Dataset items
"""

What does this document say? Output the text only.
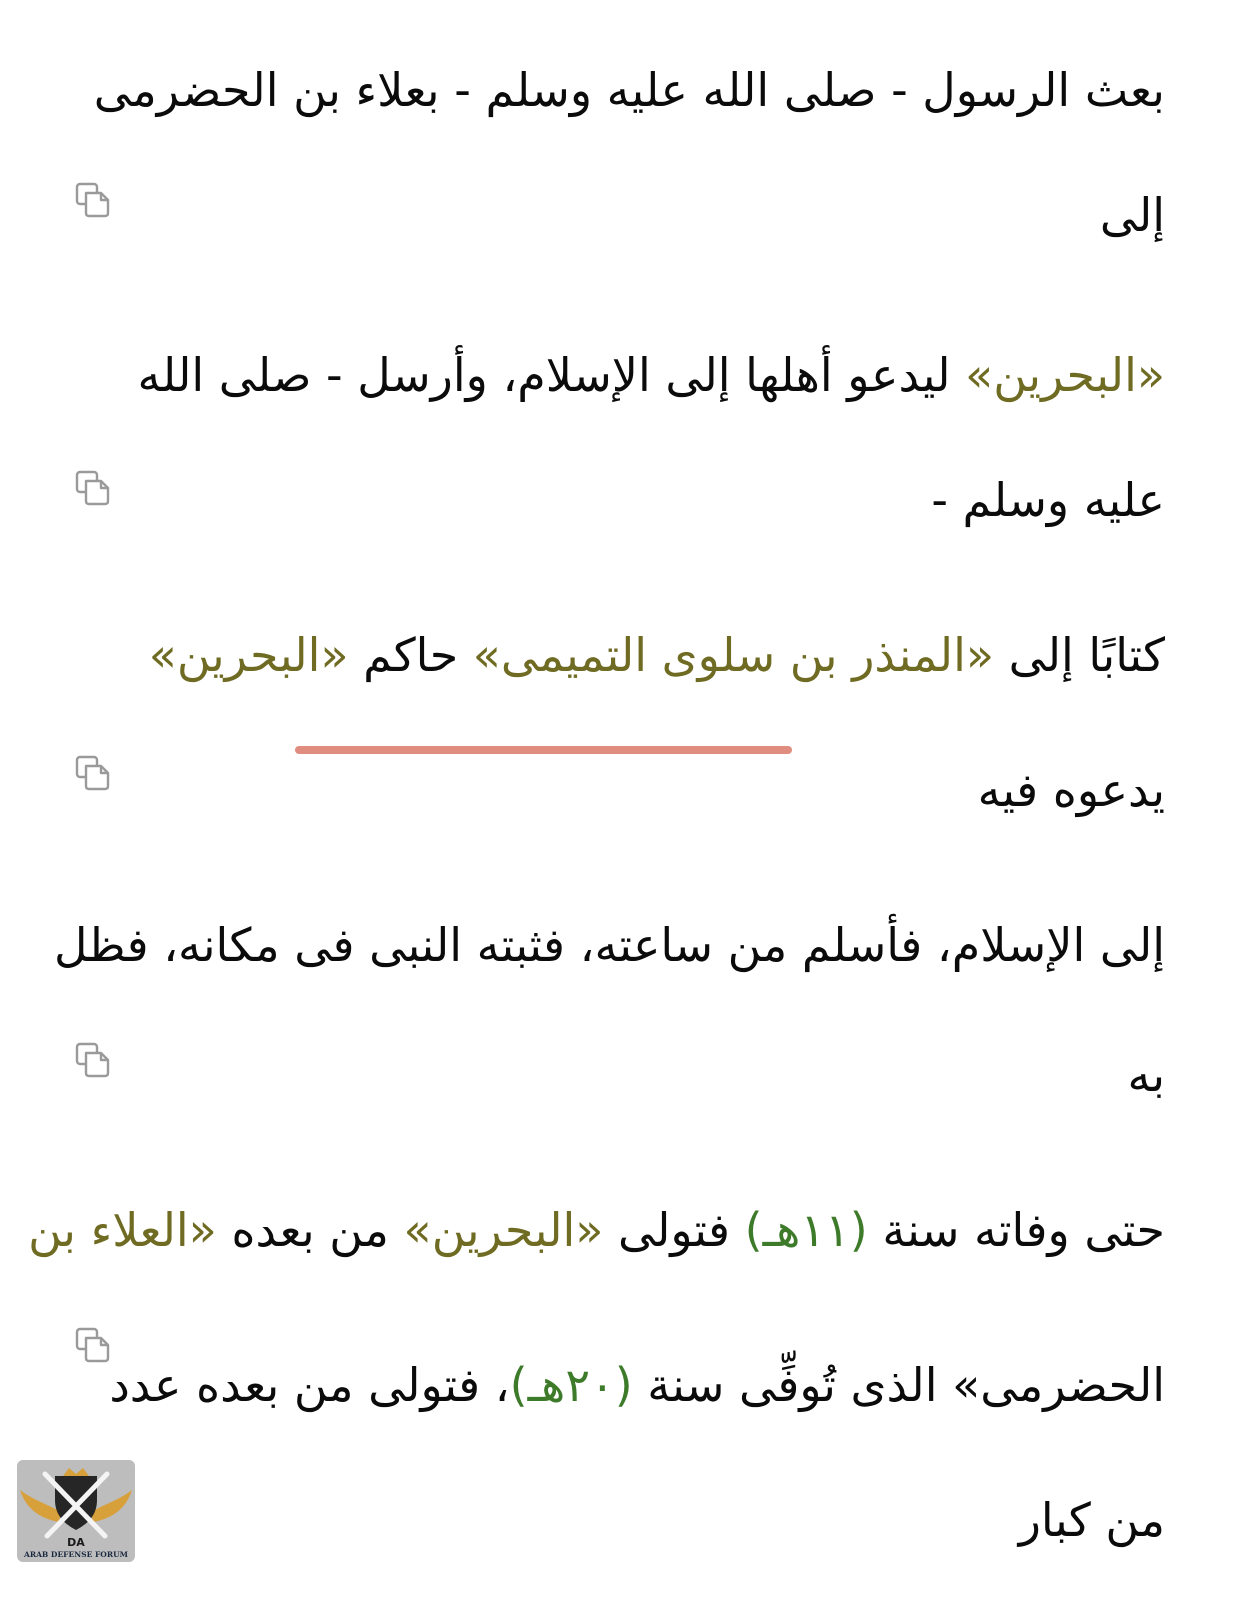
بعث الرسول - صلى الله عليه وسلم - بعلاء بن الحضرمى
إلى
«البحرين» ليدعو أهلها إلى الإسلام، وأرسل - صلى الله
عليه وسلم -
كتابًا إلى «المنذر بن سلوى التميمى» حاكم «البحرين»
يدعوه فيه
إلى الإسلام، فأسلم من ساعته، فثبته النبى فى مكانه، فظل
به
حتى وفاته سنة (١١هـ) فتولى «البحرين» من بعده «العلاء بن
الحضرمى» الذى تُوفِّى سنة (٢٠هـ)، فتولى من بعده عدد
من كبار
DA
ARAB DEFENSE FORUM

"""

Return only the number of lines in the preceding records that contain the string "وسلم".

2